-- BEGIN SUPPLIED RECORDS --
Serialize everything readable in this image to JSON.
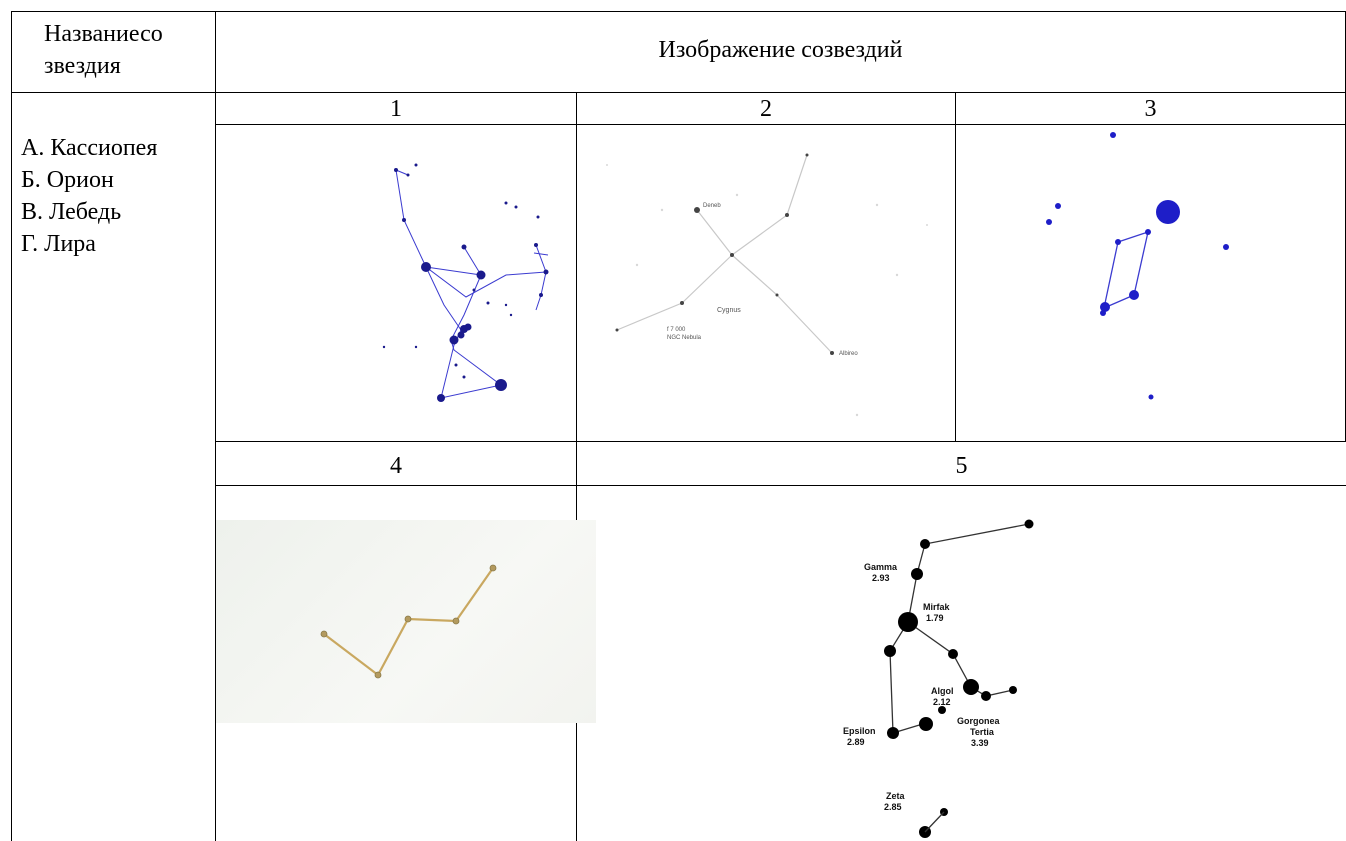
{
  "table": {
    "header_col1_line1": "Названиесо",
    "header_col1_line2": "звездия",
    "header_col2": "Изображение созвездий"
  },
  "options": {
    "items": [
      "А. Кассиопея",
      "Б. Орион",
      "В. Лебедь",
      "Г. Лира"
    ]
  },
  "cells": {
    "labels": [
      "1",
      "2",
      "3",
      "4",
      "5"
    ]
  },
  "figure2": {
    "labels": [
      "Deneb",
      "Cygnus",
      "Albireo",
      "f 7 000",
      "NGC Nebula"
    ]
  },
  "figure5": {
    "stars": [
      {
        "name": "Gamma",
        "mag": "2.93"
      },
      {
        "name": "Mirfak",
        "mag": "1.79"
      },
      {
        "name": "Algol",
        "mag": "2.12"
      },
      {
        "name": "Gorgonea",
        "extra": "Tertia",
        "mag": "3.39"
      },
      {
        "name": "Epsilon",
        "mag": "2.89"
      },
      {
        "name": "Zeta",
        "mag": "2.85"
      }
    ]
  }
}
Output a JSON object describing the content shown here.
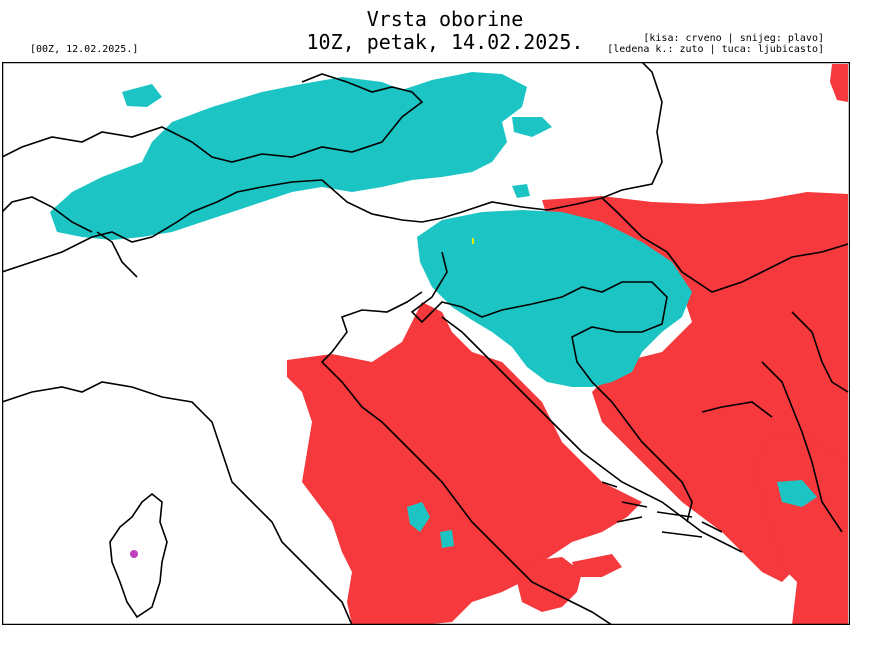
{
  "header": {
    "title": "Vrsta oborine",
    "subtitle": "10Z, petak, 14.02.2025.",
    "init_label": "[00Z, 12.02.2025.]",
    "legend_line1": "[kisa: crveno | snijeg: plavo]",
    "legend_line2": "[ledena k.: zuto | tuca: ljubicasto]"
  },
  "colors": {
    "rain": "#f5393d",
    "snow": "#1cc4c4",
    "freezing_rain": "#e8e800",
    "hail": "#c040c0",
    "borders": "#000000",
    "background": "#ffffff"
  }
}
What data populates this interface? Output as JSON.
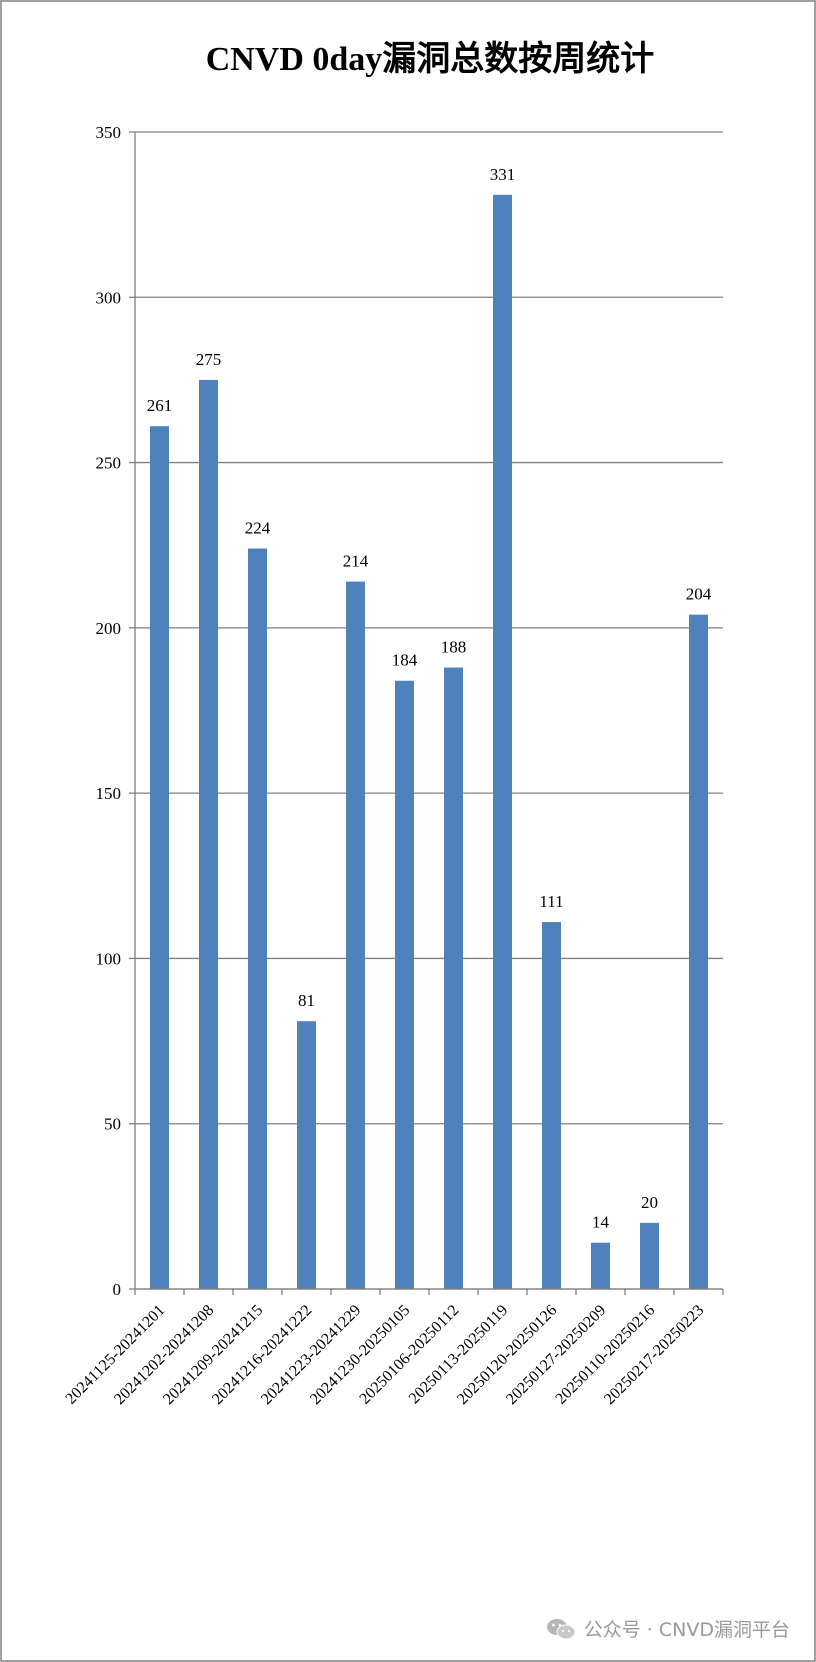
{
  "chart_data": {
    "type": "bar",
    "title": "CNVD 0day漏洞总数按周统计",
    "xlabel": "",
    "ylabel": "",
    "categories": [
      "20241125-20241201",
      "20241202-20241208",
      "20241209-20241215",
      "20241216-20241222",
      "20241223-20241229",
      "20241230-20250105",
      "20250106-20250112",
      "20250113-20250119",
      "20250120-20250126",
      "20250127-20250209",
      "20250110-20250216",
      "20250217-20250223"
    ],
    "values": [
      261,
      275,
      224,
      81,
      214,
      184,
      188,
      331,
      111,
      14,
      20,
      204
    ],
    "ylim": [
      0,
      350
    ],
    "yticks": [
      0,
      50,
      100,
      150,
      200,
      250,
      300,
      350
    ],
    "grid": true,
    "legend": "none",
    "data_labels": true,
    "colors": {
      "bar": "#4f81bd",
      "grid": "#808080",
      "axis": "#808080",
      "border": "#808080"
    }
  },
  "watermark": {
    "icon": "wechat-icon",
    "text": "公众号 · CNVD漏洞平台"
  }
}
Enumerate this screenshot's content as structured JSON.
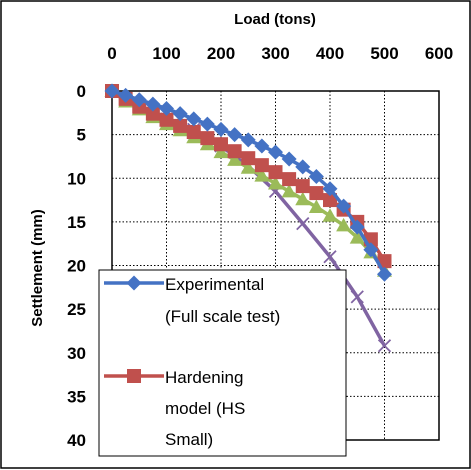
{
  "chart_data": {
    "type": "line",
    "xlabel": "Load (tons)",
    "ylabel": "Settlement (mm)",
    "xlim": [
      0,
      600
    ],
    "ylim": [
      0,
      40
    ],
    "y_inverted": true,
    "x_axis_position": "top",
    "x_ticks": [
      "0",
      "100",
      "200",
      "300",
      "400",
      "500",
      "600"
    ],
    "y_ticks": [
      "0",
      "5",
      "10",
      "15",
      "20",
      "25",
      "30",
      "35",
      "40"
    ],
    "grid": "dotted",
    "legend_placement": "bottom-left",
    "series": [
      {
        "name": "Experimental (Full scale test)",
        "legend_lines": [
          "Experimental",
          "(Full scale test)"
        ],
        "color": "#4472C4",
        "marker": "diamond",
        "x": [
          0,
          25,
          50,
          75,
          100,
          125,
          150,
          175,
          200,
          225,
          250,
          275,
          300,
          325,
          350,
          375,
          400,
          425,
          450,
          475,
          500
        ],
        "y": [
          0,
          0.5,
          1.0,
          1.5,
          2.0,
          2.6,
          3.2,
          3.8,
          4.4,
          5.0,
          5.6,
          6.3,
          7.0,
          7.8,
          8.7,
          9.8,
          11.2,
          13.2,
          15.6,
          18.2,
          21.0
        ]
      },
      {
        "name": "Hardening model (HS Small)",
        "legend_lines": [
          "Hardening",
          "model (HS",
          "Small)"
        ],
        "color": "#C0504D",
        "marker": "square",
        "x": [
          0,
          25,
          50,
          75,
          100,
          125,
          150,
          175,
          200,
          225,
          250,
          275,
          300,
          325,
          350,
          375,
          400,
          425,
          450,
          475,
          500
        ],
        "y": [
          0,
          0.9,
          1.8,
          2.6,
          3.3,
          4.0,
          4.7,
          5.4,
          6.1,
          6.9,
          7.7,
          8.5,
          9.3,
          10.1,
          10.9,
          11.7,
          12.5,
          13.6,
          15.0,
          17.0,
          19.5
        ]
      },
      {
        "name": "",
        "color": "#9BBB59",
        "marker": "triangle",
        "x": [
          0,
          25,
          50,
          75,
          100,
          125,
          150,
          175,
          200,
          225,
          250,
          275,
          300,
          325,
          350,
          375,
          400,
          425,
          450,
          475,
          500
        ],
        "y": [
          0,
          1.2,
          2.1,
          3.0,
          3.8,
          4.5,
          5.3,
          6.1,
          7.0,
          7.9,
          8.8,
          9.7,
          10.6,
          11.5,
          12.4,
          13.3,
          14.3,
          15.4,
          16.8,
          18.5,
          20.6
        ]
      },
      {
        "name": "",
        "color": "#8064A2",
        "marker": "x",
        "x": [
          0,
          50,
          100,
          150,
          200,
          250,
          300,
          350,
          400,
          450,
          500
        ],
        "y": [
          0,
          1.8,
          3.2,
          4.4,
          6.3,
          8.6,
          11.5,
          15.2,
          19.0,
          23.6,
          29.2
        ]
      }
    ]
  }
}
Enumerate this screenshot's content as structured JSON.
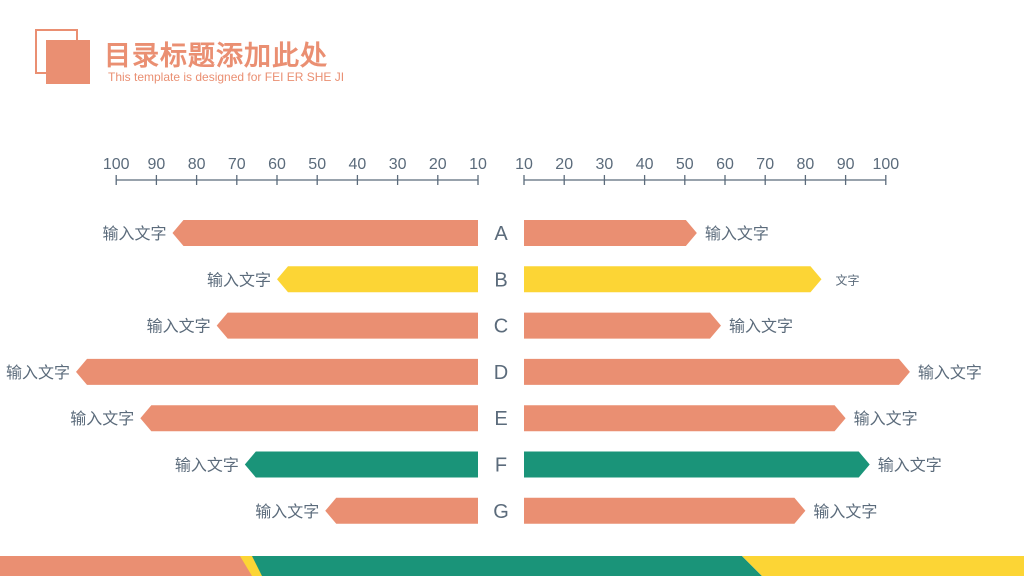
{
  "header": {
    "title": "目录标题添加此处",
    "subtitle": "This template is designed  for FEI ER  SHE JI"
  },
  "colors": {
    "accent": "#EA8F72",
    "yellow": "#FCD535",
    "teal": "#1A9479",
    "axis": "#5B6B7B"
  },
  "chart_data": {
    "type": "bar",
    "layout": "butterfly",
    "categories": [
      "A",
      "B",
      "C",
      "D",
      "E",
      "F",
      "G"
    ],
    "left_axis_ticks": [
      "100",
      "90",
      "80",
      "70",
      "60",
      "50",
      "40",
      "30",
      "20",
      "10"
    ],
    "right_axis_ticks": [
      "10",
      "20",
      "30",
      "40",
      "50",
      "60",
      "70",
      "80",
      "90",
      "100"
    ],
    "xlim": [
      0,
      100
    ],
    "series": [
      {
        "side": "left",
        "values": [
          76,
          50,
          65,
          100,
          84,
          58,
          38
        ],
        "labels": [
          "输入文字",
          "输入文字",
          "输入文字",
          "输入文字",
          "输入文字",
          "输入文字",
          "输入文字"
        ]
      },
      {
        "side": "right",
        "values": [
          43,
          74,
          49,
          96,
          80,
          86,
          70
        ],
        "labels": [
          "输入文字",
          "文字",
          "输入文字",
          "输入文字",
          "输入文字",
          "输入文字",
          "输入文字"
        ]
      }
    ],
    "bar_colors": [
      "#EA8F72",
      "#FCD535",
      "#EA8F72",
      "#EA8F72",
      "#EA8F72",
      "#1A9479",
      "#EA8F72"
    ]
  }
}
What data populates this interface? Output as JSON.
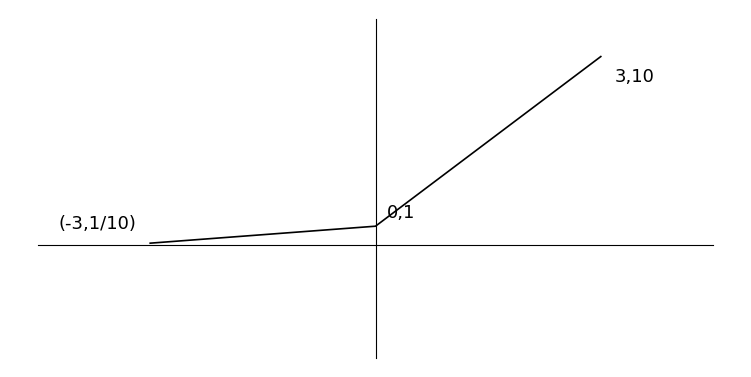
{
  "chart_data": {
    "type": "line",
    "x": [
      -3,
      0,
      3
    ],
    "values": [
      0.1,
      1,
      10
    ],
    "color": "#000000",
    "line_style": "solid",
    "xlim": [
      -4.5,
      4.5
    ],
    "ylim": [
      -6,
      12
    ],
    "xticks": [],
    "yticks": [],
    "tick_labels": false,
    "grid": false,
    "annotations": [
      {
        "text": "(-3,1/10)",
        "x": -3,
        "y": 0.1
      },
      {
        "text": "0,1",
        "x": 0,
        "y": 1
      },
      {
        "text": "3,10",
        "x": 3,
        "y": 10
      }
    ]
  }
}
-- END SUPPLIED RECORDS --
■ **GIVEN PROBLEM**: Copy out every line from the records that has the word "grid".

■ **COMPLETE ANSWER**:
    "grid": true,
      "grid": "#808080",
    "grid": "dotted",
    "grid": false,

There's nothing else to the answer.